:: Входные данные ::
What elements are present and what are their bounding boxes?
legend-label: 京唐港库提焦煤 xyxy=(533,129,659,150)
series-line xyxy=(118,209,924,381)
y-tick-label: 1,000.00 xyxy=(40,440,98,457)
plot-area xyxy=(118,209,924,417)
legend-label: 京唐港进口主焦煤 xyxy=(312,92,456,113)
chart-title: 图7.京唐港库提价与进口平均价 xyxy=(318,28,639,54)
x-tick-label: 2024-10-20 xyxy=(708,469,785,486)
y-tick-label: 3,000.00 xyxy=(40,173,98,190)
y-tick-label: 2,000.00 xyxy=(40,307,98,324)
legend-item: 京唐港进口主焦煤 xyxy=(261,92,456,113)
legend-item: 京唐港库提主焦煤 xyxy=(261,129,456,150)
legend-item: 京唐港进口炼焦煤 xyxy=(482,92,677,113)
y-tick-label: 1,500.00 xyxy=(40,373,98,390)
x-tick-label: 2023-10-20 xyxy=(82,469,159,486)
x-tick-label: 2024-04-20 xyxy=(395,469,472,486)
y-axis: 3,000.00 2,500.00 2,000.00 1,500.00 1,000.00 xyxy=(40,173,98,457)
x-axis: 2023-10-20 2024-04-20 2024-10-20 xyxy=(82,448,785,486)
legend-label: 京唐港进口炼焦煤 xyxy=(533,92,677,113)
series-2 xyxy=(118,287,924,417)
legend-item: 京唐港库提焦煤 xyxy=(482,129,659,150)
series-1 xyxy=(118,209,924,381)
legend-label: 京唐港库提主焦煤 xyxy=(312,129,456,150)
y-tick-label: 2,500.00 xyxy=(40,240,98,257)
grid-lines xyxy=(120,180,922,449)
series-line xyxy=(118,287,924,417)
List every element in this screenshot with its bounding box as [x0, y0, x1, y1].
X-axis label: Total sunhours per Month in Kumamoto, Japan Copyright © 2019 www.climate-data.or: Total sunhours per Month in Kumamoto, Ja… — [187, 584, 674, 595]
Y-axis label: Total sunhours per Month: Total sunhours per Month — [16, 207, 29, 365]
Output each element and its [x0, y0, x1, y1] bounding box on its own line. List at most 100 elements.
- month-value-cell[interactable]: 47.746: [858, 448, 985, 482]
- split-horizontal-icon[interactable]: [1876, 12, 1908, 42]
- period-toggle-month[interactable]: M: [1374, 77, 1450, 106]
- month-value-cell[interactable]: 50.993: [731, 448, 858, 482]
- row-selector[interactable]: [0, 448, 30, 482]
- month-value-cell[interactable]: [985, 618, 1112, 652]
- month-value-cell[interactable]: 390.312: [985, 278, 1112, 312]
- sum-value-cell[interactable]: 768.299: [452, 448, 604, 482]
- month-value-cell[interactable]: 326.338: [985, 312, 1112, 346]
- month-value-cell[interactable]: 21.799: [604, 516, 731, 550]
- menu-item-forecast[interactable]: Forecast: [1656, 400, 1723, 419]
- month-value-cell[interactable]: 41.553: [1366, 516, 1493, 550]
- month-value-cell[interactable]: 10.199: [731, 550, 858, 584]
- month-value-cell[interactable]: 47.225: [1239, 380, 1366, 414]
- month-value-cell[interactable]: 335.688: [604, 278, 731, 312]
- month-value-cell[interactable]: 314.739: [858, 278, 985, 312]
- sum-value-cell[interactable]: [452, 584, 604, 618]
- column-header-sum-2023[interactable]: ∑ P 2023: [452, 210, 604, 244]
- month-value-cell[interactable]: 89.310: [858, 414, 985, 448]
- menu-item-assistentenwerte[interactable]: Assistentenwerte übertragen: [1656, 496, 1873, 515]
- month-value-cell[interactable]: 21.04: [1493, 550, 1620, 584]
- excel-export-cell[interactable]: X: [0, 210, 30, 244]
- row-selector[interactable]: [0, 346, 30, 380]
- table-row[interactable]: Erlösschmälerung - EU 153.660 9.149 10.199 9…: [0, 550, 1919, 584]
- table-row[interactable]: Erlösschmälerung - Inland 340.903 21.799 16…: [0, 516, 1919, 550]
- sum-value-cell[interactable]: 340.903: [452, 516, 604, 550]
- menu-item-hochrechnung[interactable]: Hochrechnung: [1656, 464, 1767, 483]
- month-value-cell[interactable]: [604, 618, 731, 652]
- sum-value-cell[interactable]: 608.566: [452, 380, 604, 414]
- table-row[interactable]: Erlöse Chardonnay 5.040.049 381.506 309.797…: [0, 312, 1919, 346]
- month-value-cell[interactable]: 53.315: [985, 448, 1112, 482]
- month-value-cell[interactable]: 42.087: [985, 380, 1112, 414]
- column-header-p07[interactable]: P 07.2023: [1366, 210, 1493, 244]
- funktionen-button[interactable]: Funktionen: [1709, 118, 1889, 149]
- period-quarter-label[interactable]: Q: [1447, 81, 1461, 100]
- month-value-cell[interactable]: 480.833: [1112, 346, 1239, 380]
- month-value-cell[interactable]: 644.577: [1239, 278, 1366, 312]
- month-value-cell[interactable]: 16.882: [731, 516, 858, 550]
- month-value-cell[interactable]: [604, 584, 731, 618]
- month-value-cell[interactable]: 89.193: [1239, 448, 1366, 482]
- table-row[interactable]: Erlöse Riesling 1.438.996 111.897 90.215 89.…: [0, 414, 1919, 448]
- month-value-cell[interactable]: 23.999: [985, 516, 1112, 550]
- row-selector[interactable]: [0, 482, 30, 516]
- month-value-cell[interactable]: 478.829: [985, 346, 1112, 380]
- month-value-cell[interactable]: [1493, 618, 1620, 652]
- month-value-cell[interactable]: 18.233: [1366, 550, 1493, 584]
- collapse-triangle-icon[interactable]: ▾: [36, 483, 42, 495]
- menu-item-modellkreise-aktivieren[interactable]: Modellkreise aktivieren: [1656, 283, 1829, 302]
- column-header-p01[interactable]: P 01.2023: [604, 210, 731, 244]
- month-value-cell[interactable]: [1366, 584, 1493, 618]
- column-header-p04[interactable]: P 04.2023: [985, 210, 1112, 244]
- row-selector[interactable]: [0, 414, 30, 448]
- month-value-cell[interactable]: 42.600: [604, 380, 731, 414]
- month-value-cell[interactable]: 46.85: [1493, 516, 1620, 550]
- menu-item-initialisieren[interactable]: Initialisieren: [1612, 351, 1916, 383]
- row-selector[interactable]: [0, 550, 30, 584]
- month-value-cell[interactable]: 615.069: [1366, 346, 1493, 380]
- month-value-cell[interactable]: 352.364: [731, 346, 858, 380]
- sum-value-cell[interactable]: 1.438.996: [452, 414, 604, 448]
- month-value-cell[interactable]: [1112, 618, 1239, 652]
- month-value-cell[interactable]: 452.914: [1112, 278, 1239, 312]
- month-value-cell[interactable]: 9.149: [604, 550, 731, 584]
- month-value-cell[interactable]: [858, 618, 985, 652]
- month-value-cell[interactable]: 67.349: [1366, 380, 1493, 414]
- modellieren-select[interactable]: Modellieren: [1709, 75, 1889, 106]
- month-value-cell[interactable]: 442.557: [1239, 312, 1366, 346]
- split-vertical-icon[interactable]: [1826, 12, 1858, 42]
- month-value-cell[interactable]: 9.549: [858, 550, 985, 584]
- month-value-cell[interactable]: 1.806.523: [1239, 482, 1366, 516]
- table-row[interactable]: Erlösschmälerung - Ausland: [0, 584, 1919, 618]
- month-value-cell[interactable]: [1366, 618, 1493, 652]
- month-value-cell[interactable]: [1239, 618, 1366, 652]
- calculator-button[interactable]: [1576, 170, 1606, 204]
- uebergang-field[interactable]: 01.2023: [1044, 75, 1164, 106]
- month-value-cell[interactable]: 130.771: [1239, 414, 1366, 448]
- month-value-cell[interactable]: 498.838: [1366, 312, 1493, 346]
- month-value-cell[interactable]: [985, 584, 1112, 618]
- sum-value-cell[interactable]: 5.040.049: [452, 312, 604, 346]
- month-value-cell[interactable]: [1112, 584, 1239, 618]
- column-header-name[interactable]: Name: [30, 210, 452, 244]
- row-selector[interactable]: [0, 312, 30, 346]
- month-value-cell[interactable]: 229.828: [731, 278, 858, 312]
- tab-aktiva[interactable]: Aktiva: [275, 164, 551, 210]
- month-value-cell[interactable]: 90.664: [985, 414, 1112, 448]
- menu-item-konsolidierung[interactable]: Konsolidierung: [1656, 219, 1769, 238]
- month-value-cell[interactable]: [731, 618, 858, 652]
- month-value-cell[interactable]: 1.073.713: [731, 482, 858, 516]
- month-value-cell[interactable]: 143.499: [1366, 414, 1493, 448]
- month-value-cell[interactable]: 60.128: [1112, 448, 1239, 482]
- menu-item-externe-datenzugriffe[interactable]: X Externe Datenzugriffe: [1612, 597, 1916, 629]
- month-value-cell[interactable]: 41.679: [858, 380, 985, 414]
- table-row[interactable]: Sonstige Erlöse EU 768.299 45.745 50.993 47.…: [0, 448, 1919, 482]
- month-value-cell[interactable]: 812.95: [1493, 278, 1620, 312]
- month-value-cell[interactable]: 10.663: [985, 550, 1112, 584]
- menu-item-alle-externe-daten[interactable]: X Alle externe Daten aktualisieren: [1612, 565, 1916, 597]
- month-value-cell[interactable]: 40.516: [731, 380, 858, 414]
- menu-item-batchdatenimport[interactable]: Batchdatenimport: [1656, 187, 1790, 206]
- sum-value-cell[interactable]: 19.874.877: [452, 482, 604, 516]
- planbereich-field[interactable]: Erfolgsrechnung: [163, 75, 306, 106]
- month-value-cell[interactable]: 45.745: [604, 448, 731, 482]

:: Инструкция ::
Выведите без изменений строки данных, начиная с самой первой и заканчивая строкой, содержащей «- month-value-cell[interactable]: [985, 618, 1112, 652]», включая обе границы.

:: Ответ ::
What elements are present and what are their bounding boxes?
legend-label: 京唐港库提焦煤 xyxy=(533,129,659,150)
series-line xyxy=(118,209,924,381)
y-tick-label: 1,000.00 xyxy=(40,440,98,457)
plot-area xyxy=(118,209,924,417)
legend-label: 京唐港进口主焦煤 xyxy=(312,92,456,113)
chart-title: 图7.京唐港库提价与进口平均价 xyxy=(318,28,639,54)
x-tick-label: 2024-10-20 xyxy=(708,469,785,486)
y-tick-label: 3,000.00 xyxy=(40,173,98,190)
y-tick-label: 2,000.00 xyxy=(40,307,98,324)
legend-item: 京唐港进口主焦煤 xyxy=(261,92,456,113)
legend-item: 京唐港库提主焦煤 xyxy=(261,129,456,150)
legend-item: 京唐港进口炼焦煤 xyxy=(482,92,677,113)
y-tick-label: 1,500.00 xyxy=(40,373,98,390)
x-tick-label: 2023-10-20 xyxy=(82,469,159,486)
x-tick-label: 2024-04-20 xyxy=(395,469,472,486)
y-axis: 3,000.00 2,500.00 2,000.00 1,500.00 1,000.00 xyxy=(40,173,98,457)
x-axis: 2023-10-20 2024-04-20 2024-10-20 xyxy=(82,448,785,486)
legend-label: 京唐港进口炼焦煤 xyxy=(533,92,677,113)
series-2 xyxy=(118,287,924,417)
legend-item: 京唐港库提焦煤 xyxy=(482,129,659,150)
series-1 xyxy=(118,209,924,381)
legend-label: 京唐港库提主焦煤 xyxy=(312,129,456,150)
y-tick-label: 2,500.00 xyxy=(40,240,98,257)
grid-lines xyxy=(120,180,922,449)
series-line xyxy=(118,287,924,417)
List every element in this screenshot with its bounding box as [x0, y0, x1, y1].
X-axis label: Total sunhours per Month in Kumamoto, Japan Copyright © 2019 www.climate-data.or: Total sunhours per Month in Kumamoto, Ja… — [187, 584, 674, 595]
Y-axis label: Total sunhours per Month: Total sunhours per Month — [16, 207, 29, 365]
Output each element and its [x0, y0, x1, y1] bounding box on its own line. List at most 100 elements.
- month-value-cell[interactable]: 47.746: [858, 448, 985, 482]
- split-horizontal-icon[interactable]: [1876, 12, 1908, 42]
- period-toggle-month[interactable]: M: [1374, 77, 1450, 106]
- month-value-cell[interactable]: 50.993: [731, 448, 858, 482]
- row-selector[interactable]: [0, 448, 30, 482]
- month-value-cell[interactable]: [985, 618, 1112, 652]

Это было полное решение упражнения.